═══ DATA SUPPLIED

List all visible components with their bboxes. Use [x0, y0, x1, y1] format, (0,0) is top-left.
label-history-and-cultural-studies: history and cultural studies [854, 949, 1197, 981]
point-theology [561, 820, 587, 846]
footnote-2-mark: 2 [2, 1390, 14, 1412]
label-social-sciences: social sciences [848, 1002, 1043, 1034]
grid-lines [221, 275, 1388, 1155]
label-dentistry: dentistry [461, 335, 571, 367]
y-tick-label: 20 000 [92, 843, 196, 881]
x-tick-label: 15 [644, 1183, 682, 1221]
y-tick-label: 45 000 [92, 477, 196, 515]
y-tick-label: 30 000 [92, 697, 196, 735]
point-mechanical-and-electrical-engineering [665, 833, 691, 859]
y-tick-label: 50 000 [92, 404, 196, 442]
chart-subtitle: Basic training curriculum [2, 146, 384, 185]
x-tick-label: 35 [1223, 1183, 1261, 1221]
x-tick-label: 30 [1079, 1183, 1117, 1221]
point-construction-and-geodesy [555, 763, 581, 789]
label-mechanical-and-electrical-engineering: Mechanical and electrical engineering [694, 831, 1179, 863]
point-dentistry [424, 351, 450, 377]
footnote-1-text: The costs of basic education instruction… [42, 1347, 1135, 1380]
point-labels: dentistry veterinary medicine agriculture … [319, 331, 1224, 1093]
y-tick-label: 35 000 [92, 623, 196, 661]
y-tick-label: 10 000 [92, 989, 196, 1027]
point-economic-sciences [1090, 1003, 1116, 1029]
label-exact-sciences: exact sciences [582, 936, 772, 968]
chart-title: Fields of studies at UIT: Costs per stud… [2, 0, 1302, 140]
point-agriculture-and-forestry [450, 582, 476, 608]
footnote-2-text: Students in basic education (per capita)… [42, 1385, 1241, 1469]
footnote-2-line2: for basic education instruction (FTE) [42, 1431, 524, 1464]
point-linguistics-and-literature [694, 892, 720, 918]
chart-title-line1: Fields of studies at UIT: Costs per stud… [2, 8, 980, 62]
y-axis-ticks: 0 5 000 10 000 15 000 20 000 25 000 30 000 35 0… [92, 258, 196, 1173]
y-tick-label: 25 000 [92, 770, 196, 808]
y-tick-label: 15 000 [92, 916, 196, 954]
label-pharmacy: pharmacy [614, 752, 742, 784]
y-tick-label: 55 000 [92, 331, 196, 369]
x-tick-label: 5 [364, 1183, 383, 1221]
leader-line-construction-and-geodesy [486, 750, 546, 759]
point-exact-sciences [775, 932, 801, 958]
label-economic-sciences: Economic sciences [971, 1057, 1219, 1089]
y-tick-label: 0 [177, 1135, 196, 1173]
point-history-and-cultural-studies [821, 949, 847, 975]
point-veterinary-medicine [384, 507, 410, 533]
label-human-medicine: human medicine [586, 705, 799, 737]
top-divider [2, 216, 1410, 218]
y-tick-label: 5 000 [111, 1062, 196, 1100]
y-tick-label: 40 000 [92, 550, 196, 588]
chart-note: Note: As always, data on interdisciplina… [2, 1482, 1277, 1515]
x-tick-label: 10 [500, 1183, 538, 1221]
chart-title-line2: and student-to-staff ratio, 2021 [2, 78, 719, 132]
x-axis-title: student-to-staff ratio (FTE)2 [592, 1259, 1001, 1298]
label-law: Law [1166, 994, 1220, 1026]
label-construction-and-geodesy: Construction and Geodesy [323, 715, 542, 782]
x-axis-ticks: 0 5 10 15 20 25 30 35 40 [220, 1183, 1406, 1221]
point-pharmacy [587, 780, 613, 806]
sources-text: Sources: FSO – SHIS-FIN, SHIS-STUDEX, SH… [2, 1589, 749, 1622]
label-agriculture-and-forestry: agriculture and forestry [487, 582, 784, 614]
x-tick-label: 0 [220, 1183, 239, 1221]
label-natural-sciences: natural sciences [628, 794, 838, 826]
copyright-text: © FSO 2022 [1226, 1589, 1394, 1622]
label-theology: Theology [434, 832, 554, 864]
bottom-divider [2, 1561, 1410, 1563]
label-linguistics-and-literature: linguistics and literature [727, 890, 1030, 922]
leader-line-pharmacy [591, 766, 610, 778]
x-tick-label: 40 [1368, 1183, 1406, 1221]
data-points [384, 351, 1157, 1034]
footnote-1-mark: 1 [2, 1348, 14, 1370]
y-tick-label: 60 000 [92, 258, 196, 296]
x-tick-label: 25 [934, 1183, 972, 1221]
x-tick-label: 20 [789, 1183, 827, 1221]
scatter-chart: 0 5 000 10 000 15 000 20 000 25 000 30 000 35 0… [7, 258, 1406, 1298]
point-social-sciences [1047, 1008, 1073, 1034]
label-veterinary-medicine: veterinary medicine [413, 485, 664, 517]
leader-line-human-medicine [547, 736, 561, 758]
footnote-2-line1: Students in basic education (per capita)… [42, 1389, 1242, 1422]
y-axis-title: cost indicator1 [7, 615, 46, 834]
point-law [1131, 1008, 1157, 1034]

══════

§ WHAT YOU HAVE TO DO
Set down the material above again line for line, with no changes.

§ IN RESPONSE
List all visible components with their bboxes. Use [x0, y0, x1, y1] format, (0,0) is top-left.
label-history-and-cultural-studies: history and cultural studies [854, 949, 1197, 981]
point-theology [561, 820, 587, 846]
footnote-2-mark: 2 [2, 1390, 14, 1412]
label-social-sciences: social sciences [848, 1002, 1043, 1034]
grid-lines [221, 275, 1388, 1155]
label-dentistry: dentistry [461, 335, 571, 367]
y-tick-label: 20 000 [92, 843, 196, 881]
x-tick-label: 15 [644, 1183, 682, 1221]
y-tick-label: 45 000 [92, 477, 196, 515]
y-tick-label: 30 000 [92, 697, 196, 735]
point-mechanical-and-electrical-engineering [665, 833, 691, 859]
y-tick-label: 50 000 [92, 404, 196, 442]
chart-subtitle: Basic training curriculum [2, 146, 384, 185]
x-tick-label: 35 [1223, 1183, 1261, 1221]
x-tick-label: 30 [1079, 1183, 1117, 1221]
point-construction-and-geodesy [555, 763, 581, 789]
label-mechanical-and-electrical-engineering: Mechanical and electrical engineering [694, 831, 1179, 863]
point-dentistry [424, 351, 450, 377]
footnote-1-text: The costs of basic education instruction… [42, 1347, 1135, 1380]
point-labels: dentistry veterinary medicine agriculture … [319, 331, 1224, 1093]
y-tick-label: 35 000 [92, 623, 196, 661]
y-tick-label: 10 000 [92, 989, 196, 1027]
point-economic-sciences [1090, 1003, 1116, 1029]
label-exact-sciences: exact sciences [582, 936, 772, 968]
chart-title: Fields of studies at UIT: Costs per stud… [2, 0, 1302, 140]
point-agriculture-and-forestry [450, 582, 476, 608]
footnote-2-text: Students in basic education (per capita)… [42, 1385, 1241, 1469]
footnote-2-line2: for basic education instruction (FTE) [42, 1431, 524, 1464]
point-linguistics-and-literature [694, 892, 720, 918]
chart-title-line1: Fields of studies at UIT: Costs per stud… [2, 8, 980, 62]
y-axis-ticks: 0 5 000 10 000 15 000 20 000 25 000 30 000 35 0… [92, 258, 196, 1173]
y-tick-label: 25 000 [92, 770, 196, 808]
y-tick-label: 15 000 [92, 916, 196, 954]
label-pharmacy: pharmacy [614, 752, 742, 784]
y-tick-label: 55 000 [92, 331, 196, 369]
x-tick-label: 5 [364, 1183, 383, 1221]
leader-line-construction-and-geodesy [486, 750, 546, 759]
point-exact-sciences [775, 932, 801, 958]
label-economic-sciences: Economic sciences [971, 1057, 1219, 1089]
y-tick-label: 0 [177, 1135, 196, 1173]
point-history-and-cultural-studies [821, 949, 847, 975]
point-veterinary-medicine [384, 507, 410, 533]
label-human-medicine: human medicine [586, 705, 799, 737]
top-divider [2, 216, 1410, 218]
y-tick-label: 5 000 [111, 1062, 196, 1100]
y-tick-label: 40 000 [92, 550, 196, 588]
chart-note: Note: As always, data on interdisciplina… [2, 1482, 1277, 1515]
x-tick-label: 10 [500, 1183, 538, 1221]
chart-title-line2: and student-to-staff ratio, 2021 [2, 78, 719, 132]
x-axis-title: student-to-staff ratio (FTE)2 [592, 1259, 1001, 1298]
label-law: Law [1166, 994, 1220, 1026]
label-construction-and-geodesy: Construction and Geodesy [323, 715, 542, 782]
x-axis-ticks: 0 5 10 15 20 25 30 35 40 [220, 1183, 1406, 1221]
point-pharmacy [587, 780, 613, 806]
sources-text: Sources: FSO – SHIS-FIN, SHIS-STUDEX, SH… [2, 1589, 749, 1622]
label-agriculture-and-forestry: agriculture and forestry [487, 582, 784, 614]
x-tick-label: 0 [220, 1183, 239, 1221]
label-natural-sciences: natural sciences [628, 794, 838, 826]
copyright-text: © FSO 2022 [1226, 1589, 1394, 1622]
label-theology: Theology [434, 832, 554, 864]
bottom-divider [2, 1561, 1410, 1563]
label-linguistics-and-literature: linguistics and literature [727, 890, 1030, 922]
leader-line-pharmacy [591, 766, 610, 778]
x-tick-label: 40 [1368, 1183, 1406, 1221]
data-points [384, 351, 1157, 1034]
footnote-1-mark: 1 [2, 1348, 14, 1370]
y-tick-label: 60 000 [92, 258, 196, 296]
x-tick-label: 25 [934, 1183, 972, 1221]
x-tick-label: 20 [789, 1183, 827, 1221]
scatter-chart: 0 5 000 10 000 15 000 20 000 25 000 30 000 35 0… [7, 258, 1406, 1298]
point-social-sciences [1047, 1008, 1073, 1034]
label-veterinary-medicine: veterinary medicine [413, 485, 664, 517]
leader-line-human-medicine [547, 736, 561, 758]
footnote-2-line1: Students in basic education (per capita)… [42, 1389, 1242, 1422]
y-axis-title: cost indicator1 [7, 615, 46, 834]
point-law [1131, 1008, 1157, 1034]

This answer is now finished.